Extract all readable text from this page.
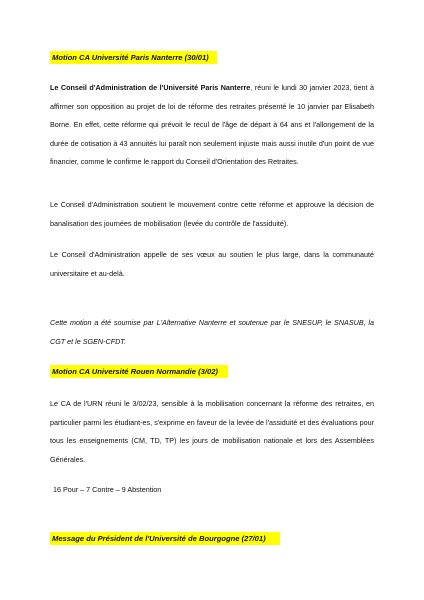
Motion CA Université Paris Nanterre (30/01)

Le Conseil d'Administration de l'Université Paris Nanterre, réuni le lundi 30 janvier 2023, tient à affirmer son opposition au projet de loi de réforme des retraites présenté le 10 janvier par Elisabeth Borne. En effet, cette réforme qui prévoit le recul de l'âge de départ à 64 ans et l'allongement de la durée de cotisation à 43 annuités lui paraît non seulement injuste mais aussi inutile d'un point de vue financier, comme le confirme le rapport du Conseil d'Orientation des Retraites.

Le Conseil d'Administration soutient le mouvement contre cette réforme et approuve la décision de banalisation des journées de mobilisation (levée du contrôle de l'assiduité).

Le Conseil d'Administration appelle de ses vœux au soutien le plus large, dans la communauté universitaire et au-delà.

Cette motion a été soumise par L'Alternative Nanterre et soutenue par le SNESUP, le SNASUB, la CGT et le SGEN-CFDT.

Motion CA Université Rouen Normandie (3/02)

Le CA de l'URN réuni le 3/02/23, sensible à la mobilisation concernant la réforme des retraites, en particulier parmi les étudiant-es, s'exprime en faveur de la levée de l'assiduité et des évaluations pour tous les enseignements (CM, TD, TP) les jours de mobilisation nationale et lors des Assemblées Générales.

16 Pour – 7 Contre – 9 Abstention
Message du Président de l'Université de Bourgogne (27/01)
------------------------------
■ **Problem description**: Pictures stay out; reproduce every line of the records exactly.

■ **Complete answer**:
Extract all readable text from this page.
Motion CA Université Paris Nanterre (30/01)

Le Conseil d'Administration de l'Université Paris Nanterre, réuni le lundi 30 janvier 2023, tient à affirmer son opposition au projet de loi de réforme des retraites présenté le 10 janvier par Elisabeth Borne. En effet, cette réforme qui prévoit le recul de l'âge de départ à 64 ans et l'allongement de la durée de cotisation à 43 annuités lui paraît non seulement injuste mais aussi inutile d'un point de vue financier, comme le confirme le rapport du Conseil d'Orientation des Retraites.

Le Conseil d'Administration soutient le mouvement contre cette réforme et approuve la décision de banalisation des journées de mobilisation (levée du contrôle de l'assiduité).

Le Conseil d'Administration appelle de ses vœux au soutien le plus large, dans la communauté universitaire et au-delà.

Cette motion a été soumise par L'Alternative Nanterre et soutenue par le SNESUP, le SNASUB, la CGT et le SGEN-CFDT.

Motion CA Université Rouen Normandie (3/02)

Le CA de l'URN réuni le 3/02/23, sensible à la mobilisation concernant la réforme des retraites, en particulier parmi les étudiant-es, s'exprime en faveur de la levée de l'assiduité et des évaluations pour tous les enseignements (CM, TD, TP) les jours de mobilisation nationale et lors des Assemblées Générales.

16 Pour – 7 Contre – 9 Abstention
Message du Président de l'Université de Bourgogne (27/01)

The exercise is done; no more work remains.